● **RECORDS FOR THIS EXERCISE**:
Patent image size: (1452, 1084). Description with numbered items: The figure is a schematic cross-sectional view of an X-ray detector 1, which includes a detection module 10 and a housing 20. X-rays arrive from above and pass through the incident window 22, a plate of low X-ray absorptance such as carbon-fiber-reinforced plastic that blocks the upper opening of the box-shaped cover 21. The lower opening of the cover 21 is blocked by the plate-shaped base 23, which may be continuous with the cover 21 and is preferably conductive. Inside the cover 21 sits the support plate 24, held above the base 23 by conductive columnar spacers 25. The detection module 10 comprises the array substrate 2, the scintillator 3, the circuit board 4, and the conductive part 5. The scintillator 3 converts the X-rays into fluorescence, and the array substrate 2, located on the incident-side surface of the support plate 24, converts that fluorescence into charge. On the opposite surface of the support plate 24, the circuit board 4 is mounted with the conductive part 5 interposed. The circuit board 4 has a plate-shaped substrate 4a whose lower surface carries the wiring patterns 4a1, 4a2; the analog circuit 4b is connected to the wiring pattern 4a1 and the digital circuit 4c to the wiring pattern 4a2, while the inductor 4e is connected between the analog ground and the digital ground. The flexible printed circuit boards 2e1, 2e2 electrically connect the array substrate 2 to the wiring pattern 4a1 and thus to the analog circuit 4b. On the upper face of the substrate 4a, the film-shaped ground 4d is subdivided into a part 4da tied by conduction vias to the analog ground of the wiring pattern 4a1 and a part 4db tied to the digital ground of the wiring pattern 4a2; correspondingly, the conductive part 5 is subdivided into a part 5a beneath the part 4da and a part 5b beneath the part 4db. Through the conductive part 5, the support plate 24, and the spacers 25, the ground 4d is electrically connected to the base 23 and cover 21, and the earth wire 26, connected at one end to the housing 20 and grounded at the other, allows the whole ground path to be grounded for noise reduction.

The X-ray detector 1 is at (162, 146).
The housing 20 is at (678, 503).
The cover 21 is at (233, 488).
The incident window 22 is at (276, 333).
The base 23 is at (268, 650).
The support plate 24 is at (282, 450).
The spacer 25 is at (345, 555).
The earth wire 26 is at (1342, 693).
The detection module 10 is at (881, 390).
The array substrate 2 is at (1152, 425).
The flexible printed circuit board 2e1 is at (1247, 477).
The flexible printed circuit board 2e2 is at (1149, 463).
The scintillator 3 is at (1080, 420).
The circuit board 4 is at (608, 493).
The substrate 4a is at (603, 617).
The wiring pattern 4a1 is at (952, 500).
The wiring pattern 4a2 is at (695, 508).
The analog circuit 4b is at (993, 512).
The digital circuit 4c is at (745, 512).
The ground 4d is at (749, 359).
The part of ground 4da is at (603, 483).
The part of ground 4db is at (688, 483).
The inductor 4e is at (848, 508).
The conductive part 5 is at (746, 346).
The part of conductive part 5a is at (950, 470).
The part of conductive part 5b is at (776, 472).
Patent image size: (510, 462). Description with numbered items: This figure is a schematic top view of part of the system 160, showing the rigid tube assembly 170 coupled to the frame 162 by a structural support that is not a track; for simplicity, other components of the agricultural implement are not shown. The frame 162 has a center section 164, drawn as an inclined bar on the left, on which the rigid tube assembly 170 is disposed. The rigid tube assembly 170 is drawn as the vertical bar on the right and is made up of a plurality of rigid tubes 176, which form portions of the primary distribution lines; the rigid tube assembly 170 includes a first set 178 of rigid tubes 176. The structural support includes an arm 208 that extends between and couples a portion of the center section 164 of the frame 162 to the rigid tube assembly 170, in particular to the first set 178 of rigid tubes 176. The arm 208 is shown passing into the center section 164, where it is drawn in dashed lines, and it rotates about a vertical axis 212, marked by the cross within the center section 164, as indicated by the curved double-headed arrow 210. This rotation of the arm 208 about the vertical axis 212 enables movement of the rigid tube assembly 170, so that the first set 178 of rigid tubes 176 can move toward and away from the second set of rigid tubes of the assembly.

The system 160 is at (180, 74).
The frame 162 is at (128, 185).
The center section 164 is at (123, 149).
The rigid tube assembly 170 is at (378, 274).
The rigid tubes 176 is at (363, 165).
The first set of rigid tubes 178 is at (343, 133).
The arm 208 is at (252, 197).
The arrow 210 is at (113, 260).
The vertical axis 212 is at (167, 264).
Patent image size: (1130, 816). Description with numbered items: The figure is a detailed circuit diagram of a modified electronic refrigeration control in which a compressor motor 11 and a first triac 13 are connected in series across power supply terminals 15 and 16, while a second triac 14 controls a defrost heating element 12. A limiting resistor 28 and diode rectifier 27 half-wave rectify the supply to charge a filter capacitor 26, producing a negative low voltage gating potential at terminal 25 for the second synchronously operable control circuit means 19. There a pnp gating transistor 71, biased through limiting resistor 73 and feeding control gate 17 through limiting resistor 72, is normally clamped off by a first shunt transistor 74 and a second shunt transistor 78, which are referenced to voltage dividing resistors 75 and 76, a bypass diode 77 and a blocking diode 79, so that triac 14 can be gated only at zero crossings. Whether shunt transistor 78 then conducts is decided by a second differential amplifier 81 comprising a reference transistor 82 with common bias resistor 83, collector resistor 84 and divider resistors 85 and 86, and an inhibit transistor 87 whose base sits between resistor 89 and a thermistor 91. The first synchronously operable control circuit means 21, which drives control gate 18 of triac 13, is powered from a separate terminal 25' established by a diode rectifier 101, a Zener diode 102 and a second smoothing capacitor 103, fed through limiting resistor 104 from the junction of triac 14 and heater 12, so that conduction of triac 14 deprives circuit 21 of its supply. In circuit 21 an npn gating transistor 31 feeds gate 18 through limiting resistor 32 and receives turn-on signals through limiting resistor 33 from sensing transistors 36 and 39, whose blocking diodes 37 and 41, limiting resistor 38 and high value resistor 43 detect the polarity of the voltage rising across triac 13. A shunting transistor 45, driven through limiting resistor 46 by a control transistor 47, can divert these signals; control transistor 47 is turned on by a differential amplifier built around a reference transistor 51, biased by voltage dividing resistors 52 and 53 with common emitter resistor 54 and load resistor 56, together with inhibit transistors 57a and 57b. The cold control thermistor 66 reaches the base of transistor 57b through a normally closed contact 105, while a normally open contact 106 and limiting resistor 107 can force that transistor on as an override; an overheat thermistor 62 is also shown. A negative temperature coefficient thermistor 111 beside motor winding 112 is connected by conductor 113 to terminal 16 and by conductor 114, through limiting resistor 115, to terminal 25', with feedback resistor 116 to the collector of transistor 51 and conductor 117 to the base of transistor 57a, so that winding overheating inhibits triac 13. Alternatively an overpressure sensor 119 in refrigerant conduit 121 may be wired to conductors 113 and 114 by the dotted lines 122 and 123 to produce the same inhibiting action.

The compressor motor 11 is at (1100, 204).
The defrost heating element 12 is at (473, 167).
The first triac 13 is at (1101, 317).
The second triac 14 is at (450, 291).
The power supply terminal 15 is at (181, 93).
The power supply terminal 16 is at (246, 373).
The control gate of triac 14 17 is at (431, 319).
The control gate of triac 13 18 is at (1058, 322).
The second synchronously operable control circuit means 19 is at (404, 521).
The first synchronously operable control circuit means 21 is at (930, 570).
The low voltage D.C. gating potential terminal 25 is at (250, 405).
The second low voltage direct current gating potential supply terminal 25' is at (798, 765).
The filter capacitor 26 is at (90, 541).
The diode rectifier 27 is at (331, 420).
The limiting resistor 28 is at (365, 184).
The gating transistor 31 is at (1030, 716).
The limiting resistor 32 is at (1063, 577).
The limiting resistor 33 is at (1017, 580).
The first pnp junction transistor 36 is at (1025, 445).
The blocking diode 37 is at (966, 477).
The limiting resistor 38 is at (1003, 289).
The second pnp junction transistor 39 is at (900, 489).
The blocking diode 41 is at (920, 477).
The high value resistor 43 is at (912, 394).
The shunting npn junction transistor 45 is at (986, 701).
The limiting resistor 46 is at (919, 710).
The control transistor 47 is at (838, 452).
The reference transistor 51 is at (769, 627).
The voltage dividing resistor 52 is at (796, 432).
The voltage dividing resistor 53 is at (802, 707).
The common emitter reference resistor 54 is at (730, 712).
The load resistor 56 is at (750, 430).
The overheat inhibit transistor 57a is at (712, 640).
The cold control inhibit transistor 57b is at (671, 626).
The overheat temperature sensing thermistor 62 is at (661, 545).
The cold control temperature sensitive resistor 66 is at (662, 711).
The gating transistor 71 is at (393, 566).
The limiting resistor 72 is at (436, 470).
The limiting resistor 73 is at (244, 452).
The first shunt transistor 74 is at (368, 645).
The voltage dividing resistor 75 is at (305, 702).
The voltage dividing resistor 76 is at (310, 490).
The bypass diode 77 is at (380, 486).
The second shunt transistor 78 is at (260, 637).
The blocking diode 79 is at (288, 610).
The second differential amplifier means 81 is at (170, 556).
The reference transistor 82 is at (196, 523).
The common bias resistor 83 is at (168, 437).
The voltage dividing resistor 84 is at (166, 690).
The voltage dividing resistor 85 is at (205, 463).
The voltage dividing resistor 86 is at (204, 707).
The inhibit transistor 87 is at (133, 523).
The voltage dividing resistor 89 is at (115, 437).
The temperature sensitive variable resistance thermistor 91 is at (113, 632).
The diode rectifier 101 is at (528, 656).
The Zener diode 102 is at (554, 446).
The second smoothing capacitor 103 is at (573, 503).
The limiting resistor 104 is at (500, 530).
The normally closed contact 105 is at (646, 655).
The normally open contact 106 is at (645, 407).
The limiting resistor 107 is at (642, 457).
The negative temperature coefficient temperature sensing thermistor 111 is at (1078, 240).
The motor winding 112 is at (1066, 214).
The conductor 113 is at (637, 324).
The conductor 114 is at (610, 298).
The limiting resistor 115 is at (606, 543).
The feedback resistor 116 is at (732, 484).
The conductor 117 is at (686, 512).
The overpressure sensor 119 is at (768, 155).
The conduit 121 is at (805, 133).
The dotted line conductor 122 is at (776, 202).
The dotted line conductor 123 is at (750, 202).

● **TASK PROMPT**:
Copy the data verbatim, starting at the line containing "Patent image size: (510, 462)." and ending at the line containing "The center section 164 is at (123, 149).", with both of those lines included.

● **SOLUTION TO THE EXERCISE**:
Patent image size: (510, 462). Description with numbered items: This figure is a schematic top view of part of the system 160, showing the rigid tube assembly 170 coupled to the frame 162 by a structural support that is not a track; for simplicity, other components of the agricultural implement are not shown. The frame 162 has a center section 164, drawn as an inclined bar on the left, on which the rigid tube assembly 170 is disposed. The rigid tube assembly 170 is drawn as the vertical bar on the right and is made up of a plurality of rigid tubes 176, which form portions of the primary distribution lines; the rigid tube assembly 170 includes a first set 178 of rigid tubes 176. The structural support includes an arm 208 that extends between and couples a portion of the center section 164 of the frame 162 to the rigid tube assembly 170, in particular to the first set 178 of rigid tubes 176. The arm 208 is shown passing into the center section 164, where it is drawn in dashed lines, and it rotates about a vertical axis 212, marked by the cross within the center section 164, as indicated by the curved double-headed arrow 210. This rotation of the arm 208 about the vertical axis 212 enables movement of the rigid tube assembly 170, so that the first set 178 of rigid tubes 176 can move toward and away from the second set of rigid tubes of the assembly.

The system 160 is at (180, 74).
The frame 162 is at (128, 185).
The center section 164 is at (123, 149).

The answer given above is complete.